ITEMS -
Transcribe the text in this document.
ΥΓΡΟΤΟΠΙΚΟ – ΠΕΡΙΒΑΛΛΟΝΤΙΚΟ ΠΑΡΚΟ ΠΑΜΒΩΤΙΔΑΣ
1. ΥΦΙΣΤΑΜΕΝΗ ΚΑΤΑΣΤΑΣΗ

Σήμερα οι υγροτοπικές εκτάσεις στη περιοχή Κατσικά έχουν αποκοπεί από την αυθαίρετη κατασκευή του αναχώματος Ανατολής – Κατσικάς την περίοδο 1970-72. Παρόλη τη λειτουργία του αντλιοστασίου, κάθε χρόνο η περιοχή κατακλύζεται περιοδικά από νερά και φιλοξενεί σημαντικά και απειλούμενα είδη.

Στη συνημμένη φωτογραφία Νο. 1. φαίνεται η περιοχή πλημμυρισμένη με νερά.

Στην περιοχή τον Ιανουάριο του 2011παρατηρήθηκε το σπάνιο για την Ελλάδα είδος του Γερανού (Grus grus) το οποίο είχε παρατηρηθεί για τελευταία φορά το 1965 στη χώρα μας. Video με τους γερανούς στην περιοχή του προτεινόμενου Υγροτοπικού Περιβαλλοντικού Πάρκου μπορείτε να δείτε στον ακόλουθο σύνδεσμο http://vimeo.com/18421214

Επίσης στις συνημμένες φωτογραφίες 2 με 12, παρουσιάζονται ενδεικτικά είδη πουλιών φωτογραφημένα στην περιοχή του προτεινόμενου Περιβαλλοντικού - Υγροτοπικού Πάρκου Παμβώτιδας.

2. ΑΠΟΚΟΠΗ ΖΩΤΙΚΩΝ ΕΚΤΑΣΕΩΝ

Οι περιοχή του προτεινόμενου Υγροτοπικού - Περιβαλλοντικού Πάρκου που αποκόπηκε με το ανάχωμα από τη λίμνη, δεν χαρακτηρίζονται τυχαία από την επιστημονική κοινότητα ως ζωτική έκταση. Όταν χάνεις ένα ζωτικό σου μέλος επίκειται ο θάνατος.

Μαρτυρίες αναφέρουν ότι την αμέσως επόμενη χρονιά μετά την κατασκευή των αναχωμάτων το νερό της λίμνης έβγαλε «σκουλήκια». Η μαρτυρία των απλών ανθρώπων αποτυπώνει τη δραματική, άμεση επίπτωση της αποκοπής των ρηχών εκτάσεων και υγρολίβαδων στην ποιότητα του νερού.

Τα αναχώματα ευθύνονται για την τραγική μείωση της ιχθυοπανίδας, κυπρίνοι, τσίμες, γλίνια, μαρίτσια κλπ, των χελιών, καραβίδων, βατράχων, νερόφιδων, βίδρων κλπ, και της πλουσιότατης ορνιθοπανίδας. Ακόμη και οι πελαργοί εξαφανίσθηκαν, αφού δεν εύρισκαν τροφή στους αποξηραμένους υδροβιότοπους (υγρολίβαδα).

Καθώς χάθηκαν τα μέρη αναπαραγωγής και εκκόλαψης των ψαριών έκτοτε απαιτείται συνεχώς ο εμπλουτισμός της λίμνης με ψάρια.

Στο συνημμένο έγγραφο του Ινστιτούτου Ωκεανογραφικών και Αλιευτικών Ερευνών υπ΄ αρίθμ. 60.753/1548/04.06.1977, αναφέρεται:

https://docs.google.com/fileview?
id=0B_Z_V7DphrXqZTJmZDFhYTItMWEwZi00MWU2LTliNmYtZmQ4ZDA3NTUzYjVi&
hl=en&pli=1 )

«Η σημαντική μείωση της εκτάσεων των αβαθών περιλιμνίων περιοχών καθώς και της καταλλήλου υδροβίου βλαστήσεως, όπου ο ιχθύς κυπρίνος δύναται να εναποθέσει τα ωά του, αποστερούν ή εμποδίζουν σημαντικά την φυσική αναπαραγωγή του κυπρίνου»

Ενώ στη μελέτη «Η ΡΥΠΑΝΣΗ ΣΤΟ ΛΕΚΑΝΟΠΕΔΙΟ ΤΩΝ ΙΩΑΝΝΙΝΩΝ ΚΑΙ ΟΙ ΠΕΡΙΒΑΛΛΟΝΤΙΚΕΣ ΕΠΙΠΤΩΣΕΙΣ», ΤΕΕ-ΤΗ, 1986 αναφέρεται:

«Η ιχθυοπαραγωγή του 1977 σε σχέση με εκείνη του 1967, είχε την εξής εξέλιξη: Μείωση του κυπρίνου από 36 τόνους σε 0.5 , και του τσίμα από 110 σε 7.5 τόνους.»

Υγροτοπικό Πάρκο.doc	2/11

BRIEF -
Your task is to reproduce the whole listing exactly.

RESULT OF THE TASK -
Transcribe the text in this document.
ΥΓΡΟΤΟΠΙΚΟ – ΠΕΡΙΒΑΛΛΟΝΤΙΚΟ ΠΑΡΚΟ ΠΑΜΒΩΤΙΔΑΣ
1. ΥΦΙΣΤΑΜΕΝΗ ΚΑΤΑΣΤΑΣΗ

Σήμερα οι υγροτοπικές εκτάσεις στη περιοχή Κατσικά έχουν αποκοπεί από την αυθαίρετη κατασκευή του αναχώματος Ανατολής – Κατσικάς την περίοδο 1970-72. Παρόλη τη λειτουργία του αντλιοστασίου, κάθε χρόνο η περιοχή κατακλύζεται περιοδικά από νερά και φιλοξενεί σημαντικά και απειλούμενα είδη.

Στη συνημμένη φωτογραφία Νο. 1. φαίνεται η περιοχή πλημμυρισμένη με νερά.

Στην περιοχή τον Ιανουάριο του 2011παρατηρήθηκε το σπάνιο για την Ελλάδα είδος του Γερανού (Grus grus) το οποίο είχε παρατηρηθεί για τελευταία φορά το 1965 στη χώρα μας. Video με τους γερανούς στην περιοχή του προτεινόμενου Υγροτοπικού Περιβαλλοντικού Πάρκου μπορείτε να δείτε στον ακόλουθο σύνδεσμο http://vimeo.com/18421214

Επίσης στις συνημμένες φωτογραφίες 2 με 12, παρουσιάζονται ενδεικτικά είδη πουλιών φωτογραφημένα στην περιοχή του προτεινόμενου Περιβαλλοντικού - Υγροτοπικού Πάρκου Παμβώτιδας.

2. ΑΠΟΚΟΠΗ ΖΩΤΙΚΩΝ ΕΚΤΑΣΕΩΝ

Οι περιοχή του προτεινόμενου Υγροτοπικού - Περιβαλλοντικού Πάρκου που αποκόπηκε με το ανάχωμα από τη λίμνη, δεν χαρακτηρίζονται τυχαία από την επιστημονική κοινότητα ως ζωτική έκταση. Όταν χάνεις ένα ζωτικό σου μέλος επίκειται ο θάνατος.

Μαρτυρίες αναφέρουν ότι την αμέσως επόμενη χρονιά μετά την κατασκευή των αναχωμάτων το νερό της λίμνης έβγαλε «σκουλήκια». Η μαρτυρία των απλών ανθρώπων αποτυπώνει τη δραματική, άμεση επίπτωση της αποκοπής των ρηχών εκτάσεων και υγρολίβαδων στην ποιότητα του νερού.

Τα αναχώματα ευθύνονται για την τραγική μείωση της ιχθυοπανίδας, κυπρίνοι, τσίμες, γλίνια, μαρίτσια κλπ, των χελιών, καραβίδων, βατράχων, νερόφιδων, βίδρων κλπ, και της πλουσιότατης ορνιθοπανίδας. Ακόμη και οι πελαργοί εξαφανίσθηκαν, αφού δεν εύρισκαν τροφή στους αποξηραμένους υδροβιότοπους (υγρολίβαδα).

Καθώς χάθηκαν τα μέρη αναπαραγωγής και εκκόλαψης των ψαριών έκτοτε απαιτείται συνεχώς ο εμπλουτισμός της λίμνης με ψάρια.

Στο συνημμένο έγγραφο του Ινστιτούτου Ωκεανογραφικών και Αλιευτικών Ερευνών υπ΄ αρίθμ. 60.753/1548/04.06.1977, αναφέρεται:

https://docs.google.com/fileview?
id=0B_Z_V7DphrXqZTJmZDFhYTItMWEwZi00MWU2LTliNmYtZmQ4ZDA3NTUzYjVi&
hl=en&pli=1 )

«Η σημαντική μείωση της εκτάσεων των αβαθών περιλιμνίων περιοχών καθώς και της καταλλήλου υδροβίου βλαστήσεως, όπου ο ιχθύς κυπρίνος δύναται να εναποθέσει τα ωά του, αποστερούν ή εμποδίζουν σημαντικά την φυσική αναπαραγωγή του κυπρίνου»

Ενώ στη μελέτη «Η ΡΥΠΑΝΣΗ ΣΤΟ ΛΕΚΑΝΟΠΕΔΙΟ ΤΩΝ ΙΩΑΝΝΙΝΩΝ ΚΑΙ ΟΙ ΠΕΡΙΒΑΛΛΟΝΤΙΚΕΣ ΕΠΙΠΤΩΣΕΙΣ», ΤΕΕ-ΤΗ, 1986 αναφέρεται:

«Η ιχθυοπαραγωγή του 1977 σε σχέση με εκείνη του 1967, είχε την εξής εξέλιξη: Μείωση του κυπρίνου από 36 τόνους σε 0.5 , και του τσίμα από 110 σε 7.5 τόνους.»

Υγροτοπικό Πάρκο.doc	2/11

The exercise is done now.